Job: Tally the lines in these records that hold the string "color", and reply with the number alone.

Listing:
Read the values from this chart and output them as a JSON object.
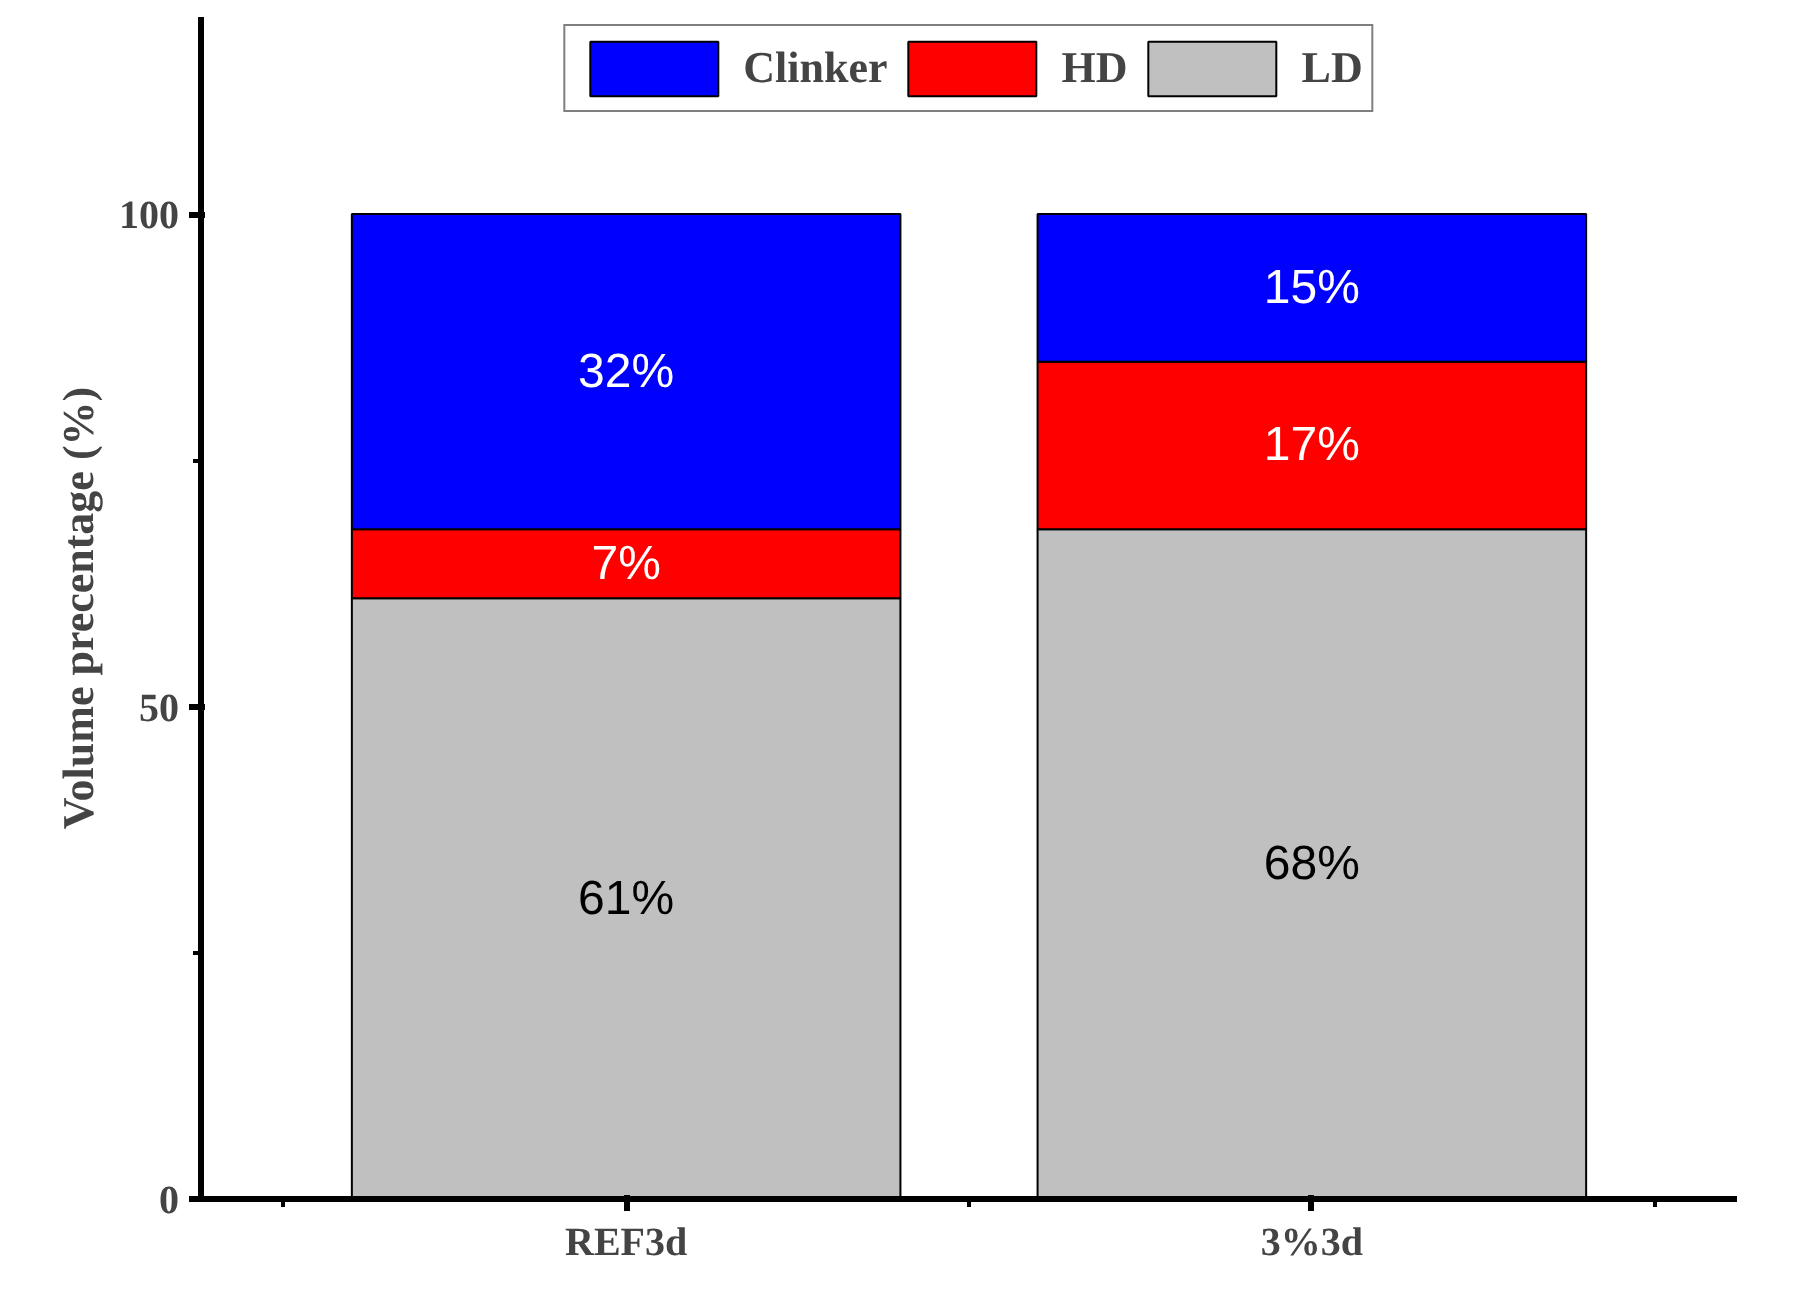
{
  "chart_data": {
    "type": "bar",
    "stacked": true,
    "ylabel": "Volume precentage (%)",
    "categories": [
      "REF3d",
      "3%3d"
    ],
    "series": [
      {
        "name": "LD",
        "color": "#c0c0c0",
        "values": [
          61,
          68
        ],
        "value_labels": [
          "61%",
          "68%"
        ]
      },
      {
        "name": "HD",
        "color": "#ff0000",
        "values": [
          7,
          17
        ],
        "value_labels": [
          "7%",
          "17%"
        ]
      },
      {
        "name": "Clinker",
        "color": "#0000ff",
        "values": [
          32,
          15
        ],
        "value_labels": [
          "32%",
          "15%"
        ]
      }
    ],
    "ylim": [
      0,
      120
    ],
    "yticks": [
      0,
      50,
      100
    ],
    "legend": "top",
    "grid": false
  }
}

The result: 3